> **Task instructions**: Copy out each line that has "address" in it.
___ Material for this exercise ___
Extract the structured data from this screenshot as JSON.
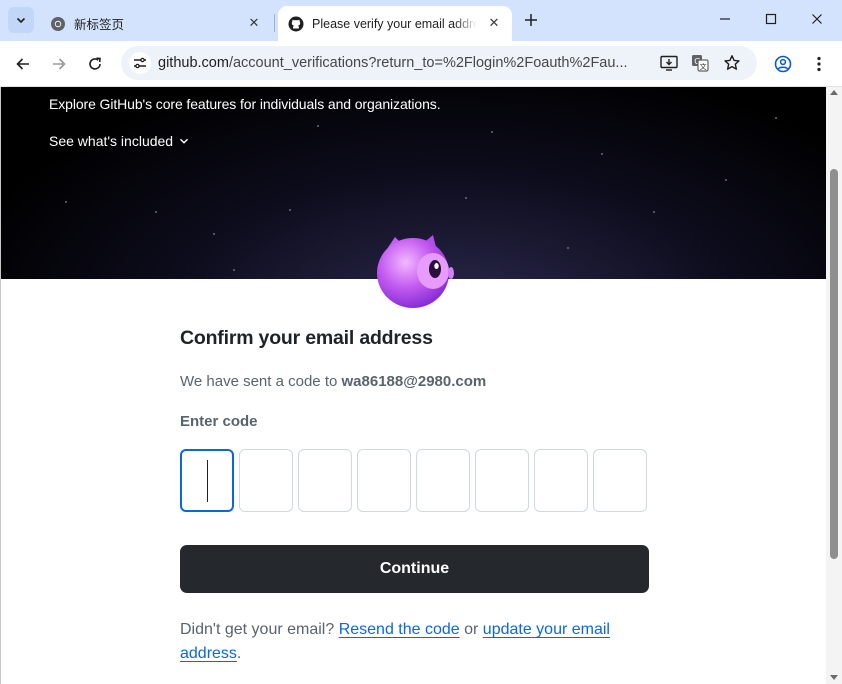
{
  "browser": {
    "tabs": [
      {
        "title": "新标签页",
        "active": false,
        "icon": "chrome-icon"
      },
      {
        "title": "Please verify your email address",
        "active": true,
        "icon": "github-icon"
      }
    ],
    "url_host": "github.com",
    "url_rest": "/account_verifications?return_to=%2Flogin%2Foauth%2Fau...",
    "accent": "#d3e3fd"
  },
  "hero": {
    "tagline": "Explore GitHub's core features for individuals and organizations.",
    "link": "See what's included"
  },
  "verify": {
    "heading": "Confirm your email address",
    "sent_prefix": "We have sent a code to ",
    "email": "wa86188@2980.com",
    "code_label": "Enter code",
    "code_boxes": 8,
    "continue_label": "Continue",
    "help_prefix": "Didn't get your email? ",
    "resend_link": "Resend the code",
    "help_or": " or ",
    "update_link": "update your email address",
    "help_suffix": "."
  }
}
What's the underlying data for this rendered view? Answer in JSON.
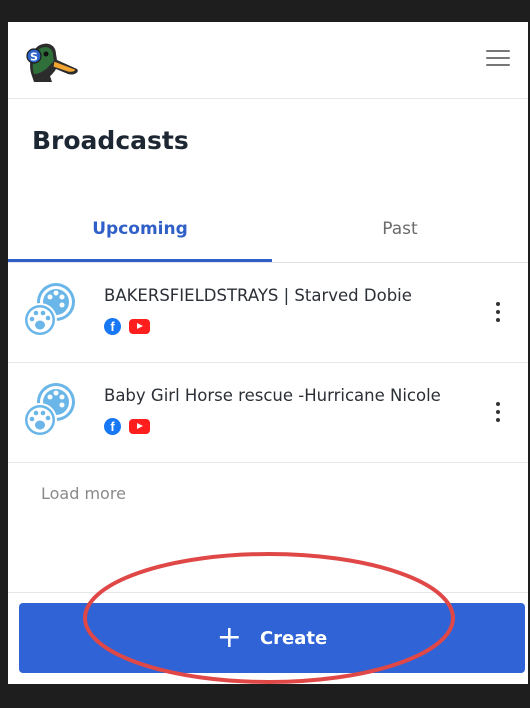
{
  "header": {
    "logo_icon": "duck-mascot-logo-icon",
    "menu_icon": "hamburger-menu-icon"
  },
  "page": {
    "title": "Broadcasts"
  },
  "tabs": [
    {
      "label": "Upcoming",
      "active": true
    },
    {
      "label": "Past",
      "active": false
    }
  ],
  "broadcasts": [
    {
      "title": "BAKERSFIELDSTRAYS | Starved Dobie",
      "platforms": [
        "facebook",
        "youtube"
      ],
      "fb_glyph": "f"
    },
    {
      "title": "Baby Girl Horse rescue -Hurricane Nicole",
      "platforms": [
        "facebook",
        "youtube"
      ],
      "fb_glyph": "f"
    }
  ],
  "load_more": "Load more",
  "create_button": {
    "icon": "+",
    "label": "Create"
  },
  "colors": {
    "accent": "#2f63d6",
    "tab_active": "#2f5fc7",
    "annotation": "#e04848",
    "paw": "#6ab6e8"
  }
}
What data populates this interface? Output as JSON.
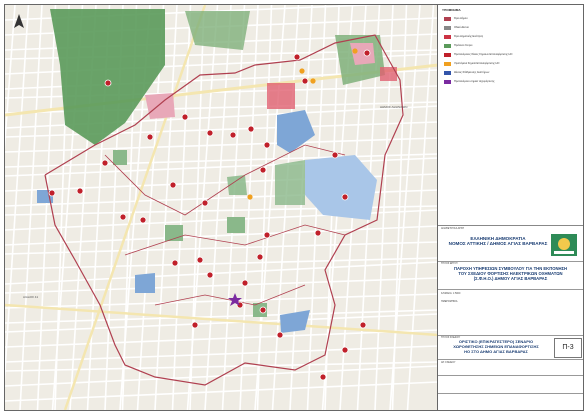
___
> **Exercise solution**:
        "title": "Please verify your email address",
    "heading": "Confirm your email address",
    "update_link": "update your email address",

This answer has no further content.